#### EXERCISE INPUTS

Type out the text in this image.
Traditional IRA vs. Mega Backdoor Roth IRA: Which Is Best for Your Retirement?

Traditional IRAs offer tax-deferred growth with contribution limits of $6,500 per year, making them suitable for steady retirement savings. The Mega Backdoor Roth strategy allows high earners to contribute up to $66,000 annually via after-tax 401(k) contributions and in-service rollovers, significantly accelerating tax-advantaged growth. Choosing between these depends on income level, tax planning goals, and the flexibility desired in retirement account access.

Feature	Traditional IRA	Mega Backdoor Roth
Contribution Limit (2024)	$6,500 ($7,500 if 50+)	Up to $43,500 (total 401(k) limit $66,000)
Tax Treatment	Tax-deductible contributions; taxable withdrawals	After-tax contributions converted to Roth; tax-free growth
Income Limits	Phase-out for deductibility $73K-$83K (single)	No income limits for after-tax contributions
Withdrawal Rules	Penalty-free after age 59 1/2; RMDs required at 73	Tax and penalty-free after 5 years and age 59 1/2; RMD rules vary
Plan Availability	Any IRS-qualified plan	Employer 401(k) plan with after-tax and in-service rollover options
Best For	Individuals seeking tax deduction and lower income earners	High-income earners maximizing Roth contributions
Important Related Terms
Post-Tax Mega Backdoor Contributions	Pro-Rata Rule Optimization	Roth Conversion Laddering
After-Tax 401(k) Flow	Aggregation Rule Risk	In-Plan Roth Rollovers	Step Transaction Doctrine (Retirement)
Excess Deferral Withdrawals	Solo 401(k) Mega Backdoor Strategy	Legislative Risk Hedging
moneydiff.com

########

Repeat each record exactly. Omit nothing.

● **FULL OUTPUT**
Type out the text in this image.
Traditional IRA vs. Mega Backdoor Roth IRA: Which Is Best for Your Retirement?

Traditional IRAs offer tax-deferred growth with contribution limits of $6,500 per year, making them suitable for steady retirement savings. The Mega Backdoor Roth strategy allows high earners to contribute up to $66,000 annually via after-tax 401(k) contributions and in-service rollovers, significantly accelerating tax-advantaged growth. Choosing between these depends on income level, tax planning goals, and the flexibility desired in retirement account access.

Feature	Traditional IRA	Mega Backdoor Roth
Contribution Limit (2024)	$6,500 ($7,500 if 50+)	Up to $43,500 (total 401(k) limit $66,000)
Tax Treatment	Tax-deductible contributions; taxable withdrawals	After-tax contributions converted to Roth; tax-free growth
Income Limits	Phase-out for deductibility $73K-$83K (single)	No income limits for after-tax contributions
Withdrawal Rules	Penalty-free after age 59 1/2; RMDs required at 73	Tax and penalty-free after 5 years and age 59 1/2; RMD rules vary
Plan Availability	Any IRS-qualified plan	Employer 401(k) plan with after-tax and in-service rollover options
Best For	Individuals seeking tax deduction and lower income earners	High-income earners maximizing Roth contributions
Important Related Terms
Post-Tax Mega Backdoor Contributions	Pro-Rata Rule Optimization	Roth Conversion Laddering
After-Tax 401(k) Flow	Aggregation Rule Risk	In-Plan Roth Rollovers	Step Transaction Doctrine (Retirement)
Excess Deferral Withdrawals	Solo 401(k) Mega Backdoor Strategy	Legislative Risk Hedging
moneydiff.com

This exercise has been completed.